Task requirements — Gather all lines with the word "image" in them.

Material —
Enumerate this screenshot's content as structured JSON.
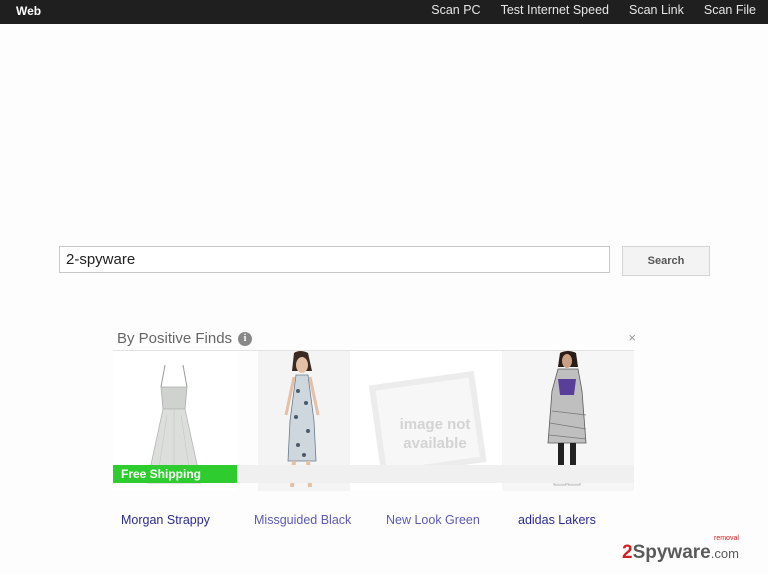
{
  "topbar": {
    "brand": "Web",
    "nav": [
      "Scan PC",
      "Test Internet Speed",
      "Scan Link",
      "Scan File"
    ]
  },
  "search": {
    "value": "2-spyware",
    "button_label": "Search"
  },
  "ad": {
    "header": "By Positive Finds",
    "info_icon": "info-icon",
    "close_icon": "×",
    "shipping_badge": "Free Shipping",
    "image_placeholder": "image not available",
    "products": [
      {
        "title": "Morgan Strappy",
        "color": "#2b2b8f"
      },
      {
        "title": "Missguided Black",
        "color": "#5a5ab5"
      },
      {
        "title": "New Look Green",
        "color": "#5a5ab5"
      },
      {
        "title": "adidas Lakers",
        "color": "#2b2b8f"
      }
    ]
  },
  "watermark": {
    "two": "2",
    "brand": "Spyware",
    "tld": ".com",
    "tag": "removal"
  },
  "colors": {
    "topbar": "#1f1f1f",
    "shipping_badge": "#2ecc2e",
    "link": "#2b2b8f"
  }
}
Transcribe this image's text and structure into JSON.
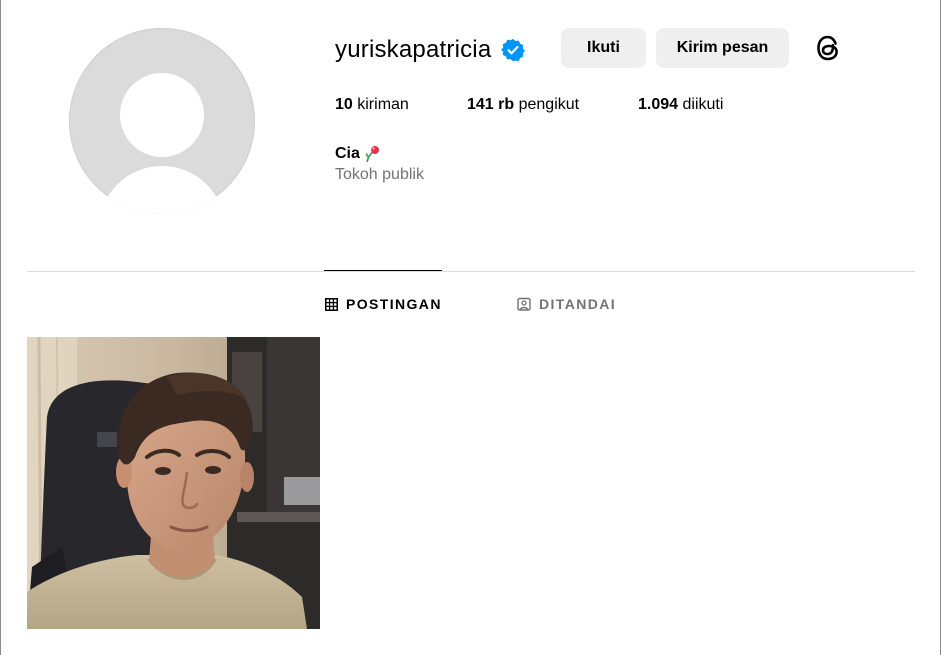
{
  "profile": {
    "username": "yuriskapatricia",
    "verified": true,
    "follow_label": "Ikuti",
    "message_label": "Kirim pesan",
    "stats": {
      "posts_count": "10",
      "posts_label": "kiriman",
      "followers_count": "141 rb",
      "followers_label": "pengikut",
      "following_count": "1.094",
      "following_label": "diikuti"
    },
    "bio_name": "Cia",
    "category": "Tokoh publik"
  },
  "tabs": [
    {
      "label": "POSTINGAN",
      "icon": "grid-icon",
      "active": true
    },
    {
      "label": "DITANDAI",
      "icon": "tagged-icon",
      "active": false
    }
  ],
  "colors": {
    "verified_badge": "#0095f6",
    "button_bg": "#efefef",
    "secondary_text": "#737373",
    "divider": "#dbdbdb"
  }
}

Answer to the exercise —
    "image_placeholder": "image not available",
Transcribe this image's text and structure into JSON.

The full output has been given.